The task:
Search the records for "Average" and copy each line that holds it.

Data supplied:
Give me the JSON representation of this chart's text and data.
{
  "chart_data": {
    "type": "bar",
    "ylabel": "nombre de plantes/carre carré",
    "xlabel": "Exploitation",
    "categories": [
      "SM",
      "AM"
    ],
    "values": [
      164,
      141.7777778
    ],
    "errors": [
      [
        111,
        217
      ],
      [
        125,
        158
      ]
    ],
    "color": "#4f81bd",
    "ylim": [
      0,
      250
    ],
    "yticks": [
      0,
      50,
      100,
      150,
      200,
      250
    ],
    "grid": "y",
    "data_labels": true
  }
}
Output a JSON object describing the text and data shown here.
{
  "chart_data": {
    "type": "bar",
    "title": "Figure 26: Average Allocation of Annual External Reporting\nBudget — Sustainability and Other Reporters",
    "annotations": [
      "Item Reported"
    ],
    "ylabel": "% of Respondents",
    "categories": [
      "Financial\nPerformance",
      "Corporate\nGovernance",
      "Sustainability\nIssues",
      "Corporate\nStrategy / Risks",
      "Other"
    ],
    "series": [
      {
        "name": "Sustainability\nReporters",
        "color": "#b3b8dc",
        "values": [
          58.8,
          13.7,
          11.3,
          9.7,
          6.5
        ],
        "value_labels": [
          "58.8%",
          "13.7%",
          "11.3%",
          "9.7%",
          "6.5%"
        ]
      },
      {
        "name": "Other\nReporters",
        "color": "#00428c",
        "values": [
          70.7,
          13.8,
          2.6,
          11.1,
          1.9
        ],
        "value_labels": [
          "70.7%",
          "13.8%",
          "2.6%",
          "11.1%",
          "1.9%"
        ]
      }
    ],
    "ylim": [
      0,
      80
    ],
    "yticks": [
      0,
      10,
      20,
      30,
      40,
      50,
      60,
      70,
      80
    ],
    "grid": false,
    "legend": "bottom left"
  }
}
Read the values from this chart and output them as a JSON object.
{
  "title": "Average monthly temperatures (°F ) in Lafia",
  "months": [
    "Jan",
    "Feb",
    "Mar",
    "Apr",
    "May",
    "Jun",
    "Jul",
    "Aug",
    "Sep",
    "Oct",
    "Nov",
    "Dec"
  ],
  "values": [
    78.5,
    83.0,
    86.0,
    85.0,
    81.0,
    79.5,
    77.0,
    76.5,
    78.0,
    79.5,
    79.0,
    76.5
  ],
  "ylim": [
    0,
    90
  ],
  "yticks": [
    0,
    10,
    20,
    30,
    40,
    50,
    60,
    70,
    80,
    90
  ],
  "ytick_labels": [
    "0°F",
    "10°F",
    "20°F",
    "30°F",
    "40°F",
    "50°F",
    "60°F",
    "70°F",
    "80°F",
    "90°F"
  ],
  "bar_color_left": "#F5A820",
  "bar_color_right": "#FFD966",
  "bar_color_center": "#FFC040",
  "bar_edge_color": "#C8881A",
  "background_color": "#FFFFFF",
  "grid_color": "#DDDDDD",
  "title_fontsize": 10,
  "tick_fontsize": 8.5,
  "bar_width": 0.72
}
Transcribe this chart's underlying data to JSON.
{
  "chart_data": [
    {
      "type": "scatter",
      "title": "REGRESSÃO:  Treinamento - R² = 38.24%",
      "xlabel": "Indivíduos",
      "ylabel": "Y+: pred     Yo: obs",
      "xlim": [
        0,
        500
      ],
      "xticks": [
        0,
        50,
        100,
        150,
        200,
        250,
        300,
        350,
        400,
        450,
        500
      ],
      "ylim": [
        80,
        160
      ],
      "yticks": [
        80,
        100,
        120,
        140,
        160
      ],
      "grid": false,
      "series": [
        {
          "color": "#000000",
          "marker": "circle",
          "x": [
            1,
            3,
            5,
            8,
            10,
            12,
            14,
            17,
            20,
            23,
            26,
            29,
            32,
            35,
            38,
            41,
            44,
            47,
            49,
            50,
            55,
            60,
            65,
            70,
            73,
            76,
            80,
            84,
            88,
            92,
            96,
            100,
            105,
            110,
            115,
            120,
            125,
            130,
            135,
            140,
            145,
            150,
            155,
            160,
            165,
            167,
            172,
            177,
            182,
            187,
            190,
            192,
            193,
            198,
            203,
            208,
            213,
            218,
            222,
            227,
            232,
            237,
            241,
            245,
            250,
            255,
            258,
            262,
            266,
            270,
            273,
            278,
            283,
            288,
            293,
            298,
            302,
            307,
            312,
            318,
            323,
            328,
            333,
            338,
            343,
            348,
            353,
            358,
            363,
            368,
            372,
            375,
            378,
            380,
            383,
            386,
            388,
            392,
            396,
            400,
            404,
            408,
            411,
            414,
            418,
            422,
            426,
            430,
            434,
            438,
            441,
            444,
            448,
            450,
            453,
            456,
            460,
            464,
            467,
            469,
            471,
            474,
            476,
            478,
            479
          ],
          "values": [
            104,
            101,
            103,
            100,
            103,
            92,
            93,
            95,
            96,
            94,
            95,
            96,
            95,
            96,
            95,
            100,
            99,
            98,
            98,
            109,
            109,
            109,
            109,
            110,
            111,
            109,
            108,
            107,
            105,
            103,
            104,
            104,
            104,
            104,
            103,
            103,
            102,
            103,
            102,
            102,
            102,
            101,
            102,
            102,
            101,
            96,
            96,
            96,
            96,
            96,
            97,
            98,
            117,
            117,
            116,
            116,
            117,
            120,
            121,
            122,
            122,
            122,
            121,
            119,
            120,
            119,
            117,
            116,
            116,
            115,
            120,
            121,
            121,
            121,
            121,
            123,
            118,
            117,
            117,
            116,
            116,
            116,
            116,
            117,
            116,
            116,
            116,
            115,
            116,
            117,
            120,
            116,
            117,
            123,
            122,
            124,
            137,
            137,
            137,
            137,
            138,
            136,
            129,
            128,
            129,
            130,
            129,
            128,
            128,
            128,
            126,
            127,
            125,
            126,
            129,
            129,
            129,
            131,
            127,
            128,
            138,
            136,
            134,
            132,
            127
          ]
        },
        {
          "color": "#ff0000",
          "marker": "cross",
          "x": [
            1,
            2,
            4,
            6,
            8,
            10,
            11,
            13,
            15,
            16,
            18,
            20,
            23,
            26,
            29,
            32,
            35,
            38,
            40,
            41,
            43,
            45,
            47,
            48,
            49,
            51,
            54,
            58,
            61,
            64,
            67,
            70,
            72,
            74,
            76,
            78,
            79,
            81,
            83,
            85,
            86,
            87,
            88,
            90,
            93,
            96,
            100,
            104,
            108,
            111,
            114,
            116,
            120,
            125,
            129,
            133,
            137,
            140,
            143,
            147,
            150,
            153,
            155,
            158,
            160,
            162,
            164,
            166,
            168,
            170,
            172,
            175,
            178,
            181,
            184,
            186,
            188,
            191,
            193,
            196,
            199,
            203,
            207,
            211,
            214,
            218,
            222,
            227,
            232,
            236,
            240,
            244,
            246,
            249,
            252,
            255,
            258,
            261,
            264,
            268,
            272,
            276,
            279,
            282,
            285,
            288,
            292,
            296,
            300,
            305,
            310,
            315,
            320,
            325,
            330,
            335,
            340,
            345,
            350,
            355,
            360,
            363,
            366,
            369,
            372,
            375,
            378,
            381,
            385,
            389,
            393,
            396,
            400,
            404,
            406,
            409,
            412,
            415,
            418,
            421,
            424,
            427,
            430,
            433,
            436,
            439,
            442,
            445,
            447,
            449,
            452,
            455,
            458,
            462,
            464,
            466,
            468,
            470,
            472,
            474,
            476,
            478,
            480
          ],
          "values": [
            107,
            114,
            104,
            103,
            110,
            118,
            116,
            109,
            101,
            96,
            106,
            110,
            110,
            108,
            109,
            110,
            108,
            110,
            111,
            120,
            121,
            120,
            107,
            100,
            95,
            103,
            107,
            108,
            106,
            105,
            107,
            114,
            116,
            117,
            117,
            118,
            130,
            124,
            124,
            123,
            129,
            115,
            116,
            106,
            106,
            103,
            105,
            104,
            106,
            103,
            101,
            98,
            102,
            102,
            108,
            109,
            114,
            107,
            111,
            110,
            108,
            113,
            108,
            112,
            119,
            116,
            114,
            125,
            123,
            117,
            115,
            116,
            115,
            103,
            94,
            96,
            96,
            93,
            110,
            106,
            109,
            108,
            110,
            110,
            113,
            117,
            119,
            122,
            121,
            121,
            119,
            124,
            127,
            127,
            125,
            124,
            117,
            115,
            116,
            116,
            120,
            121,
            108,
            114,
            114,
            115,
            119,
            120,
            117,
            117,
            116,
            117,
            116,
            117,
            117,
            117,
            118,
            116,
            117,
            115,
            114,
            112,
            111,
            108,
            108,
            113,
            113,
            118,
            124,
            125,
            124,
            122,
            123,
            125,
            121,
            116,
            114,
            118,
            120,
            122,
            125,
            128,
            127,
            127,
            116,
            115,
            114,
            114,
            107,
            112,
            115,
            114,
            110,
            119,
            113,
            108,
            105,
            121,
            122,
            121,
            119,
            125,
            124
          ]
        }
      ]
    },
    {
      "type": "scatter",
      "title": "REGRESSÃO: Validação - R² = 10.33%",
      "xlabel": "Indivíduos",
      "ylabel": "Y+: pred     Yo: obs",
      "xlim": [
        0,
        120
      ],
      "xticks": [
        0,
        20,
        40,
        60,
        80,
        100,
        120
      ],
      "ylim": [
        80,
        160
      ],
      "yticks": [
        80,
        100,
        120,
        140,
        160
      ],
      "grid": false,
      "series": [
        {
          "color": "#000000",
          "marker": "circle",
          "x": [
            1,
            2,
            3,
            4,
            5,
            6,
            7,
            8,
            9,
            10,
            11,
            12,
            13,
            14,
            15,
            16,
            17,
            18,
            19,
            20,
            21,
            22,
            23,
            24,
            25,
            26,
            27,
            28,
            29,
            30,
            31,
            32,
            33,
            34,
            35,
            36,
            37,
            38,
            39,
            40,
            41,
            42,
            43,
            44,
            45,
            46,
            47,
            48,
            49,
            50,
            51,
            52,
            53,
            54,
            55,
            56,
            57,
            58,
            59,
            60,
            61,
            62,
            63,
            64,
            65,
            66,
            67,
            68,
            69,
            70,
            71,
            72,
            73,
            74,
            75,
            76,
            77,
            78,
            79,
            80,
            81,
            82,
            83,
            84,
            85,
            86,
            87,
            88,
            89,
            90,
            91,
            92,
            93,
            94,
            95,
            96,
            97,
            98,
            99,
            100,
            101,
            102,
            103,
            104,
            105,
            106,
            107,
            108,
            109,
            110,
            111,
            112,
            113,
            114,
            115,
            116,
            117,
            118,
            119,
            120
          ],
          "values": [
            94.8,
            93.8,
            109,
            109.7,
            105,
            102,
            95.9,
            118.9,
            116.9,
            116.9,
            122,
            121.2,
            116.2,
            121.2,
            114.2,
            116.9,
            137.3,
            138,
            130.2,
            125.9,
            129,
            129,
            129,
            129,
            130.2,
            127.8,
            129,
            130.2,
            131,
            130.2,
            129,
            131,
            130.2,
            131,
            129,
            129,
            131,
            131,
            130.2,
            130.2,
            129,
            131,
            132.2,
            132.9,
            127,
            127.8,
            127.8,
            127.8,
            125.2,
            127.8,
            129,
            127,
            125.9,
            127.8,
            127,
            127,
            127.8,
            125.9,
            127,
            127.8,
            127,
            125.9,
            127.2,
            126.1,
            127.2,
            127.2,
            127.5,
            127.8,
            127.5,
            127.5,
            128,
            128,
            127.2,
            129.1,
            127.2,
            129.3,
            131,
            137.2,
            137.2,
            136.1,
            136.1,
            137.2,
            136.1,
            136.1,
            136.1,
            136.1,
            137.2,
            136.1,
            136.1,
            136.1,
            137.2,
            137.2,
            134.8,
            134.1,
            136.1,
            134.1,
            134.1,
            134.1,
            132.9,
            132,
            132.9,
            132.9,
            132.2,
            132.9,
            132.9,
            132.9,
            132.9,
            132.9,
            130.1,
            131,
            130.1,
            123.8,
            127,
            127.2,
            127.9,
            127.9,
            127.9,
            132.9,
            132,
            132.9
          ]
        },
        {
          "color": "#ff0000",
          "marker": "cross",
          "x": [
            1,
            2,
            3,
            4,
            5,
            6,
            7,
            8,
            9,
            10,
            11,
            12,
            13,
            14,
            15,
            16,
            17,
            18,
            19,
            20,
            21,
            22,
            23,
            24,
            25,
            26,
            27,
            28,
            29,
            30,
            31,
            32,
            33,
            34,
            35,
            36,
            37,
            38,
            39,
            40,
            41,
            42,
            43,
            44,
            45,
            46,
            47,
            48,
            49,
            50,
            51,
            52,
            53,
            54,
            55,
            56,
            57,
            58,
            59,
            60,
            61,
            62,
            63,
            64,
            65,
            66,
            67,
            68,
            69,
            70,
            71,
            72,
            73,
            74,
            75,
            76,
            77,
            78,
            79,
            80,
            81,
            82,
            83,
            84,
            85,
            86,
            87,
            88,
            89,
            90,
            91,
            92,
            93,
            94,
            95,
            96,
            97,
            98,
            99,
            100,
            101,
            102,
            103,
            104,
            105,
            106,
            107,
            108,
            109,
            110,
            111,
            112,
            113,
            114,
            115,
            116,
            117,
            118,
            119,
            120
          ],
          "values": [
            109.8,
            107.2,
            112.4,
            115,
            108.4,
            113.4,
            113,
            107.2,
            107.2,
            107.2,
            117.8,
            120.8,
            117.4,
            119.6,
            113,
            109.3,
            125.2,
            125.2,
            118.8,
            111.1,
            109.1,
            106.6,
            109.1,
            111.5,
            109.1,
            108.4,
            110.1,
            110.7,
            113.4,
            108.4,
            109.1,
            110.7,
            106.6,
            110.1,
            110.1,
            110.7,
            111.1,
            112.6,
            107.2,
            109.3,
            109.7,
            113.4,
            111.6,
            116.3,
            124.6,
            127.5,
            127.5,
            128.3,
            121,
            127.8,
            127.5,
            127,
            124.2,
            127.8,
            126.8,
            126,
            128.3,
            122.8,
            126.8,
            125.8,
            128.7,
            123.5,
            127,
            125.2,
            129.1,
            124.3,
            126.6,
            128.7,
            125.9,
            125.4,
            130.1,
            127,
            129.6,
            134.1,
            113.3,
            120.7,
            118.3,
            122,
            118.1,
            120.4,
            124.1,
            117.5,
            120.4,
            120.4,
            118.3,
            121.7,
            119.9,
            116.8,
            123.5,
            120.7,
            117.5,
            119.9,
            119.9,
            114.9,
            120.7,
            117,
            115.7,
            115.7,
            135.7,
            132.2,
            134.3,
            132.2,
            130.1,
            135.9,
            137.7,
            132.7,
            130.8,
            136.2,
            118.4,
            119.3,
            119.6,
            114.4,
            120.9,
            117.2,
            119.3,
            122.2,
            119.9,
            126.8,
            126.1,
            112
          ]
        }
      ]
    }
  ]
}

Written response:
    "title": "Figure 26: Average Allocation of Annual External Reporting\nBudget — Sustainability and Other Reporters",
  "title": "Average monthly temperatures (°F ) in Lafia",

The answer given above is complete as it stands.